TEXT PROVIDED -
━━━━

Anything Is Possible, So Why Not The Bucs?
Why not the Bucs? There's no getting around the men who wore the white hats Sunday, proud owners of the NFC South and the single-best single-season turnaround in their franchise's 30 years of NFL football. From 5-11 to 11-5. Champs to chumps to champs.
Call them lucky. Say they're living right. There was more evidence Sunday. But live the Bucs do, and only 12 NFL teams can say that today. There are only five others in the NFC, and who's to say anyone has the jump on anyone else? "Anybody's game," Derrick Brooks said. "We're here," Ronde Barber said. "That's all we asked for. Give us a chance."
Why not the Bucs? They got it done Sunday, 27-13, though we applaud the Saints, who lived a season no team has ever lived. Sunday, they played on pride, something manic Jim Mora and his Falcons couldn't do. The Saints did. The Bucs did. And away we go.
A home playoff game against the Redskins on Saturday. Let the "Alstott Got In/No He Didn't" debate begin anew.
The Bucs are in. Give them a chance.

━━━━

SUPPLIED INFORMATION -
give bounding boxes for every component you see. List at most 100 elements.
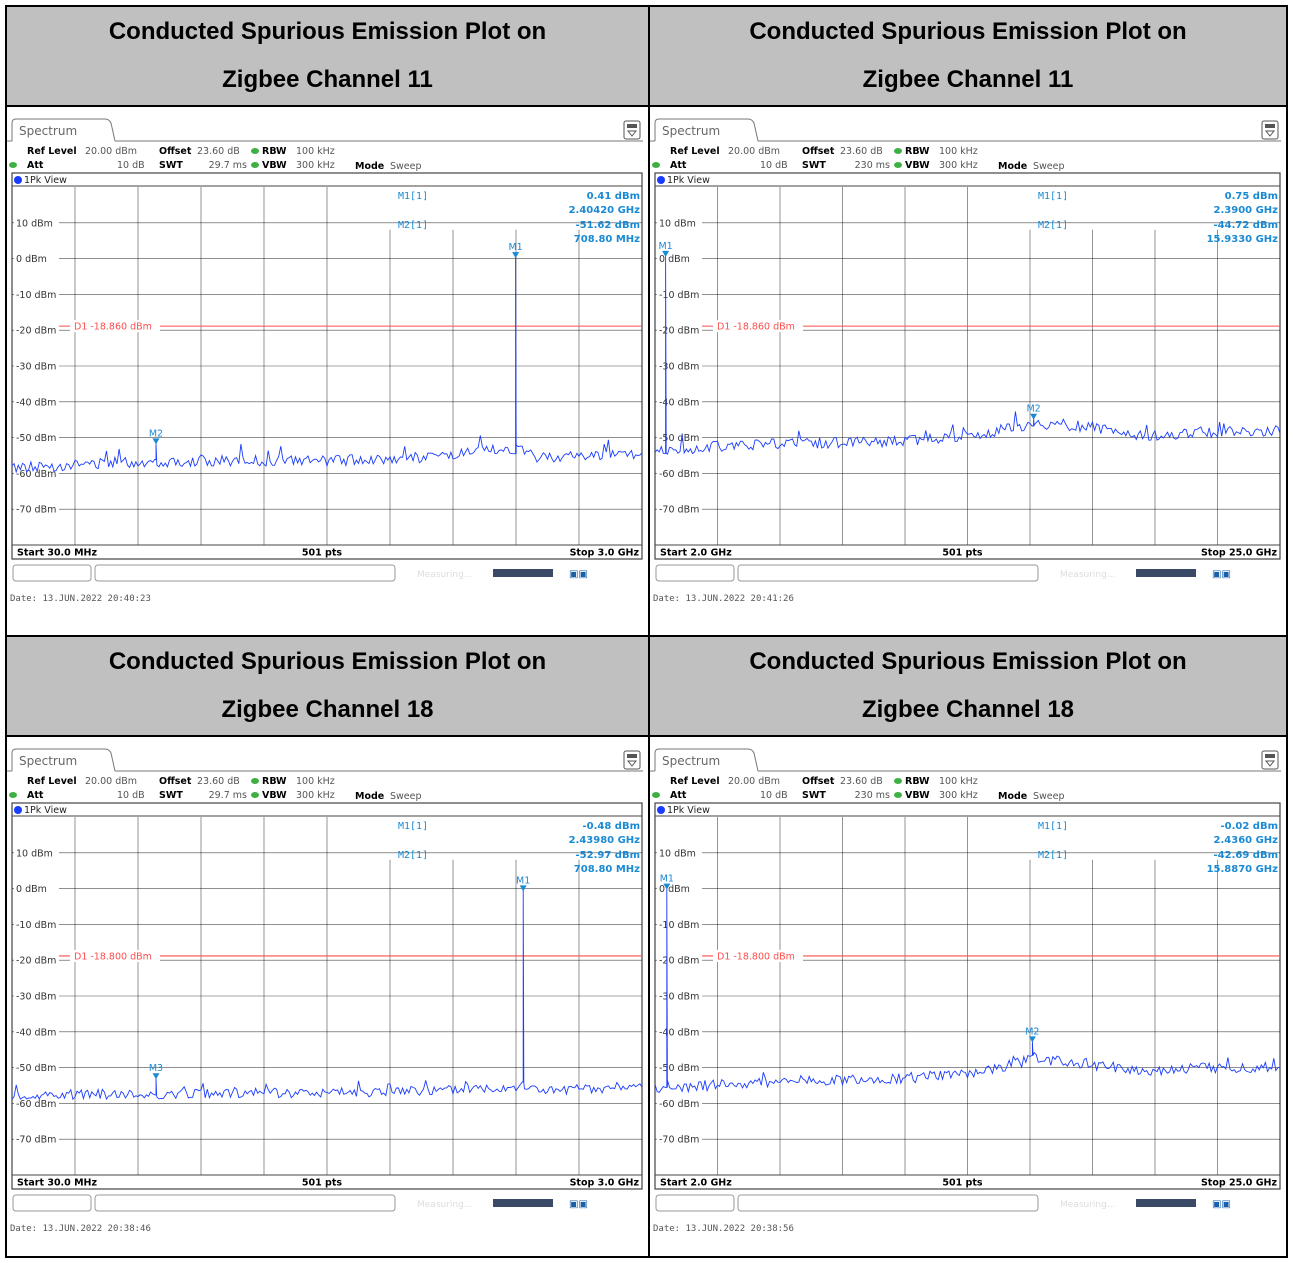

━━━━

REQUIRED WORK -
A - Translate this sentence from the Bucs column into Spanish: "They got it done Sunday, 27-13, though we applaud the Saints, who lived a season no team has ever lived."
B - Edit the Bucs column by rewriting the passage starting at "Anything Is Possible, So" and ending at "away we go.", with "lucky" replaced by "fortunate".
C - Answer these questions from the Bucs column:
(i) What records does the turnaround go from and to?
(ii) What was the final score on Sunday?
(iii) Which team will the Bucs face in a home playoff game on Saturday?

THE SOLUTIONS -
A - Lo lograron el domingo, 27-13, aunque aplaudimos a los Saints, que vivieron una temporada como ningún equipo ha vivido jamás.

B -
Anything Is Possible, So Why Not The Bucs?
Why not the Bucs? There's no getting around the men who wore the white hats Sunday, proud owners of the NFC South and the single-best single-season turnaround in their franchise's 30 years of NFL football. From 5-11 to 11-5. Champs to chumps to champs.
Call them fortunate. Say they're living right. There was more evidence Sunday. But live the Bucs do, and only 12 NFL teams can say that today. There are only five others in the NFC, and who's to say anyone has the jump on anyone else? "Anybody's game," Derrick Brooks said. "We're here," Ronde Barber said. "That's all we asked for. Give us a chance."
Why not the Bucs? They got it done Sunday, 27-13, though we applaud the Saints, who lived a season no team has ever lived. Sunday, they played on pride, something manic Jim Mora and his Falcons couldn't do. The Saints did. The Bucs did. And away we go.

C -
(i) From 5-11 to 11-5.
(ii) 27-13.
(iii) The Redskins.